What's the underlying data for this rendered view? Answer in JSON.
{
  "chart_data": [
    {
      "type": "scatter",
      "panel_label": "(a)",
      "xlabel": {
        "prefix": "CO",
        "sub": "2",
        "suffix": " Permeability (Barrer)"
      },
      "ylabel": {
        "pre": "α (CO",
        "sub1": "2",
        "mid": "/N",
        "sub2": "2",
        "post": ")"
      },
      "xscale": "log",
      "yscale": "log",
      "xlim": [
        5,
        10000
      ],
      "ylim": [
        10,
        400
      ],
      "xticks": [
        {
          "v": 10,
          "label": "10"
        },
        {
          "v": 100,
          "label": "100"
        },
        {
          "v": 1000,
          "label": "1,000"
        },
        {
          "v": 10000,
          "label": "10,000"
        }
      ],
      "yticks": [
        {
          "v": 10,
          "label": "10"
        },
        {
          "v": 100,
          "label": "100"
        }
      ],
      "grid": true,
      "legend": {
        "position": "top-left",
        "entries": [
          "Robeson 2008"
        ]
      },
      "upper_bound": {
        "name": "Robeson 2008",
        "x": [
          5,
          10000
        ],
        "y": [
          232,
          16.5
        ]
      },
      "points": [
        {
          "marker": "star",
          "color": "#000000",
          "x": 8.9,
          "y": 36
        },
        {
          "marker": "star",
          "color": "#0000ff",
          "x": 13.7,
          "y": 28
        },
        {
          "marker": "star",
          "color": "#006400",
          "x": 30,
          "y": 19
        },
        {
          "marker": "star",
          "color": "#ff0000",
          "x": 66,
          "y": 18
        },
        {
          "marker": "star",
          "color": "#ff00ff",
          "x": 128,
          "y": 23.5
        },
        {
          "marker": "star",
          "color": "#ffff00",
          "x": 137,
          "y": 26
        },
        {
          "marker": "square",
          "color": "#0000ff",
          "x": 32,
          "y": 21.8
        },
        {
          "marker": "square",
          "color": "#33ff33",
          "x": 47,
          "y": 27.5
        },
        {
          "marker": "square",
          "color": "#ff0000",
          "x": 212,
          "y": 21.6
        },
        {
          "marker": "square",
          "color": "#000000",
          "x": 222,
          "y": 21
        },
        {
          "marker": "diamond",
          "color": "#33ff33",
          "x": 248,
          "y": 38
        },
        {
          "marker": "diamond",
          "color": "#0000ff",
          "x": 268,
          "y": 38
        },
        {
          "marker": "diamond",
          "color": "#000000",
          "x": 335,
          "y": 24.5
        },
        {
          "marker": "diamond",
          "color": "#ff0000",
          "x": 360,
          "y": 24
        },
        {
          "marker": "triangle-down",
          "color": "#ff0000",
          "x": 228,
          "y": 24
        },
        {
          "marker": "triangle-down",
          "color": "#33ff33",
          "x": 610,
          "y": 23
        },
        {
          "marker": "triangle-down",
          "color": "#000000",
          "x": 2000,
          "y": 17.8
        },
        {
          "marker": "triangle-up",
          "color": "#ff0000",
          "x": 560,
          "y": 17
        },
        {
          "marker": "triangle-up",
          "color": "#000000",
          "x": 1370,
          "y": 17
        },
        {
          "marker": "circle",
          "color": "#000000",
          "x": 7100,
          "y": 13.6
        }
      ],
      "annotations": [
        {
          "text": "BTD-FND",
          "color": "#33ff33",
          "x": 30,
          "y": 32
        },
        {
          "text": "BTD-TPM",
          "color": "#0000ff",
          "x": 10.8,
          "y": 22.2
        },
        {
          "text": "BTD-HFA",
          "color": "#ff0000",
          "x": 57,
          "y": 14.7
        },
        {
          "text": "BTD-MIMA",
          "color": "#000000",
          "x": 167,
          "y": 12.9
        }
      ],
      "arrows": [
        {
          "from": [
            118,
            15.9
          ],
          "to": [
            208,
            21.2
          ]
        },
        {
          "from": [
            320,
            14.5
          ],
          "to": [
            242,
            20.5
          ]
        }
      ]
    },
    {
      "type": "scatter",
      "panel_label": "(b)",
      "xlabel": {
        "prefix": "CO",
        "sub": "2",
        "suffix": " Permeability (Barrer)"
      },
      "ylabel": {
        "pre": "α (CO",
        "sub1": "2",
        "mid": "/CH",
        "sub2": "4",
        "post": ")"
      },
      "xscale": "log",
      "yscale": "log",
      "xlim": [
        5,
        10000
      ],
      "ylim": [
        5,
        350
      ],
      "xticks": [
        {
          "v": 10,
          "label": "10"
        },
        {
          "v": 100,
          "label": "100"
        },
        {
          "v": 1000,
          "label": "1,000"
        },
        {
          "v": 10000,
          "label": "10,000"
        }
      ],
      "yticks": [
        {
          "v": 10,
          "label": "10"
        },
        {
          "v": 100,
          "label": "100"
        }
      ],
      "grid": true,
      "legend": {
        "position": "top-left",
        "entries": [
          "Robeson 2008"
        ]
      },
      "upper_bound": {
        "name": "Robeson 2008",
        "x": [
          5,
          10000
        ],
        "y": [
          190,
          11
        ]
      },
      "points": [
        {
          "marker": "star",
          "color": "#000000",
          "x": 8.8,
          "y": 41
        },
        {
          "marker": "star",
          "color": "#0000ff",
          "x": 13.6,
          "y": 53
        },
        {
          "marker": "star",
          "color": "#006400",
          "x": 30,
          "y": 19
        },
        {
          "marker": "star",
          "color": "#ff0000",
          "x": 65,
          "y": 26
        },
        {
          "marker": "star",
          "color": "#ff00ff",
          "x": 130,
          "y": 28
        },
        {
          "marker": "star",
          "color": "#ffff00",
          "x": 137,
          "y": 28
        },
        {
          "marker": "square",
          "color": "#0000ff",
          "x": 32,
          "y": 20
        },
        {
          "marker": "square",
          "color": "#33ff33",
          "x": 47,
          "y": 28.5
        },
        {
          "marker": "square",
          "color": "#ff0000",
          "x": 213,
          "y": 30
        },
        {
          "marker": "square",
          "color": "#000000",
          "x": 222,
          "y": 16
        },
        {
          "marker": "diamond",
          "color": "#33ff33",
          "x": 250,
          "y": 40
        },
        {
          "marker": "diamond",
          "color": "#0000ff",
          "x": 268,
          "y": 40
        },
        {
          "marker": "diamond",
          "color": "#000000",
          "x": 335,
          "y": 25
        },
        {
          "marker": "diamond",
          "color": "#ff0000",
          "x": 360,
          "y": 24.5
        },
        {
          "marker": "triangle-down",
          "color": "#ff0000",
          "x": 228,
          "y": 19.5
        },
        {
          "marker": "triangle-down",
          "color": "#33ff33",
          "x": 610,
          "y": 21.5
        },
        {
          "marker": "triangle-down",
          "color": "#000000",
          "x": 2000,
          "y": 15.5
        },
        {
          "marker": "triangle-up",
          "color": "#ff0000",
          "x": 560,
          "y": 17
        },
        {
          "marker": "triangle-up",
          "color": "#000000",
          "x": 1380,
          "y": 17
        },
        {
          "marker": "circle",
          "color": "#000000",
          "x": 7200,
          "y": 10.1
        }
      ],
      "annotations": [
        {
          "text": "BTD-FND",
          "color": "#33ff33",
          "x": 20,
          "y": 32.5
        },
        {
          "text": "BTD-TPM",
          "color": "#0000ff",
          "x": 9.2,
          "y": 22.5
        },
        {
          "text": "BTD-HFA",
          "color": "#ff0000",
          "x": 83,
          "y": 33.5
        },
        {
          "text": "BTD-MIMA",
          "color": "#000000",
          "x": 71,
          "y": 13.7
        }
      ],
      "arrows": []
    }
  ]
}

※ ※ ※

Stated exercise: Copy out the full material exactly as it appears.

Output:
What's the underlying data for this rendered view? Answer in JSON.
{
  "chart_data": [
    {
      "type": "scatter",
      "panel_label": "(a)",
      "xlabel": {
        "prefix": "CO",
        "sub": "2",
        "suffix": " Permeability (Barrer)"
      },
      "ylabel": {
        "pre": "α (CO",
        "sub1": "2",
        "mid": "/N",
        "sub2": "2",
        "post": ")"
      },
      "xscale": "log",
      "yscale": "log",
      "xlim": [
        5,
        10000
      ],
      "ylim": [
        10,
        400
      ],
      "xticks": [
        {
          "v": 10,
          "label": "10"
        },
        {
          "v": 100,
          "label": "100"
        },
        {
          "v": 1000,
          "label": "1,000"
        },
        {
          "v": 10000,
          "label": "10,000"
        }
      ],
      "yticks": [
        {
          "v": 10,
          "label": "10"
        },
        {
          "v": 100,
          "label": "100"
        }
      ],
      "grid": true,
      "legend": {
        "position": "top-left",
        "entries": [
          "Robeson 2008"
        ]
      },
      "upper_bound": {
        "name": "Robeson 2008",
        "x": [
          5,
          10000
        ],
        "y": [
          232,
          16.5
        ]
      },
      "points": [
        {
          "marker": "star",
          "color": "#000000",
          "x": 8.9,
          "y": 36
        },
        {
          "marker": "star",
          "color": "#0000ff",
          "x": 13.7,
          "y": 28
        },
        {
          "marker": "star",
          "color": "#006400",
          "x": 30,
          "y": 19
        },
        {
          "marker": "star",
          "color": "#ff0000",
          "x": 66,
          "y": 18
        },
        {
          "marker": "star",
          "color": "#ff00ff",
          "x": 128,
          "y": 23.5
        },
        {
          "marker": "star",
          "color": "#ffff00",
          "x": 137,
          "y": 26
        },
        {
          "marker": "square",
          "color": "#0000ff",
          "x": 32,
          "y": 21.8
        },
        {
          "marker": "square",
          "color": "#33ff33",
          "x": 47,
          "y": 27.5
        },
        {
          "marker": "square",
          "color": "#ff0000",
          "x": 212,
          "y": 21.6
        },
        {
          "marker": "square",
          "color": "#000000",
          "x": 222,
          "y": 21
        },
        {
          "marker": "diamond",
          "color": "#33ff33",
          "x": 248,
          "y": 38
        },
        {
          "marker": "diamond",
          "color": "#0000ff",
          "x": 268,
          "y": 38
        },
        {
          "marker": "diamond",
          "color": "#000000",
          "x": 335,
          "y": 24.5
        },
        {
          "marker": "diamond",
          "color": "#ff0000",
          "x": 360,
          "y": 24
        },
        {
          "marker": "triangle-down",
          "color": "#ff0000",
          "x": 228,
          "y": 24
        },
        {
          "marker": "triangle-down",
          "color": "#33ff33",
          "x": 610,
          "y": 23
        },
        {
          "marker": "triangle-down",
          "color": "#000000",
          "x": 2000,
          "y": 17.8
        },
        {
          "marker": "triangle-up",
          "color": "#ff0000",
          "x": 560,
          "y": 17
        },
        {
          "marker": "triangle-up",
          "color": "#000000",
          "x": 1370,
          "y": 17
        },
        {
          "marker": "circle",
          "color": "#000000",
          "x": 7100,
          "y": 13.6
        }
      ],
      "annotations": [
        {
          "text": "BTD-FND",
          "color": "#33ff33",
          "x": 30,
          "y": 32
        },
        {
          "text": "BTD-TPM",
          "color": "#0000ff",
          "x": 10.8,
          "y": 22.2
        },
        {
          "text": "BTD-HFA",
          "color": "#ff0000",
          "x": 57,
          "y": 14.7
        },
        {
          "text": "BTD-MIMA",
          "color": "#000000",
          "x": 167,
          "y": 12.9
        }
      ],
      "arrows": [
        {
          "from": [
            118,
            15.9
          ],
          "to": [
            208,
            21.2
          ]
        },
        {
          "from": [
            320,
            14.5
          ],
          "to": [
            242,
            20.5
          ]
        }
      ]
    },
    {
      "type": "scatter",
      "panel_label": "(b)",
      "xlabel": {
        "prefix": "CO",
        "sub": "2",
        "suffix": " Permeability (Barrer)"
      },
      "ylabel": {
        "pre": "α (CO",
        "sub1": "2",
        "mid": "/CH",
        "sub2": "4",
        "post": ")"
      },
      "xscale": "log",
      "yscale": "log",
      "xlim": [
        5,
        10000
      ],
      "ylim": [
        5,
        350
      ],
      "xticks": [
        {
          "v": 10,
          "label": "10"
        },
        {
          "v": 100,
          "label": "100"
        },
        {
          "v": 1000,
          "label": "1,000"
        },
        {
          "v": 10000,
          "label": "10,000"
        }
      ],
      "yticks": [
        {
          "v": 10,
          "label": "10"
        },
        {
          "v": 100,
          "label": "100"
        }
      ],
      "grid": true,
      "legend": {
        "position": "top-left",
        "entries": [
          "Robeson 2008"
        ]
      },
      "upper_bound": {
        "name": "Robeson 2008",
        "x": [
          5,
          10000
        ],
        "y": [
          190,
          11
        ]
      },
      "points": [
        {
          "marker": "star",
          "color": "#000000",
          "x": 8.8,
          "y": 41
        },
        {
          "marker": "star",
          "color": "#0000ff",
          "x": 13.6,
          "y": 53
        },
        {
          "marker": "star",
          "color": "#006400",
          "x": 30,
          "y": 19
        },
        {
          "marker": "star",
          "color": "#ff0000",
          "x": 65,
          "y": 26
        },
        {
          "marker": "star",
          "color": "#ff00ff",
          "x": 130,
          "y": 28
        },
        {
          "marker": "star",
          "color": "#ffff00",
          "x": 137,
          "y": 28
        },
        {
          "marker": "square",
          "color": "#0000ff",
          "x": 32,
          "y": 20
        },
        {
          "marker": "square",
          "color": "#33ff33",
          "x": 47,
          "y": 28.5
        },
        {
          "marker": "square",
          "color": "#ff0000",
          "x": 213,
          "y": 30
        },
        {
          "marker": "square",
          "color": "#000000",
          "x": 222,
          "y": 16
        },
        {
          "marker": "diamond",
          "color": "#33ff33",
          "x": 250,
          "y": 40
        },
        {
          "marker": "diamond",
          "color": "#0000ff",
          "x": 268,
          "y": 40
        },
        {
          "marker": "diamond",
          "color": "#000000",
          "x": 335,
          "y": 25
        },
        {
          "marker": "diamond",
          "color": "#ff0000",
          "x": 360,
          "y": 24.5
        },
        {
          "marker": "triangle-down",
          "color": "#ff0000",
          "x": 228,
          "y": 19.5
        },
        {
          "marker": "triangle-down",
          "color": "#33ff33",
          "x": 610,
          "y": 21.5
        },
        {
          "marker": "triangle-down",
          "color": "#000000",
          "x": 2000,
          "y": 15.5
        },
        {
          "marker": "triangle-up",
          "color": "#ff0000",
          "x": 560,
          "y": 17
        },
        {
          "marker": "triangle-up",
          "color": "#000000",
          "x": 1380,
          "y": 17
        },
        {
          "marker": "circle",
          "color": "#000000",
          "x": 7200,
          "y": 10.1
        }
      ],
      "annotations": [
        {
          "text": "BTD-FND",
          "color": "#33ff33",
          "x": 20,
          "y": 32.5
        },
        {
          "text": "BTD-TPM",
          "color": "#0000ff",
          "x": 9.2,
          "y": 22.5
        },
        {
          "text": "BTD-HFA",
          "color": "#ff0000",
          "x": 83,
          "y": 33.5
        },
        {
          "text": "BTD-MIMA",
          "color": "#000000",
          "x": 71,
          "y": 13.7
        }
      ],
      "arrows": []
    }
  ]
}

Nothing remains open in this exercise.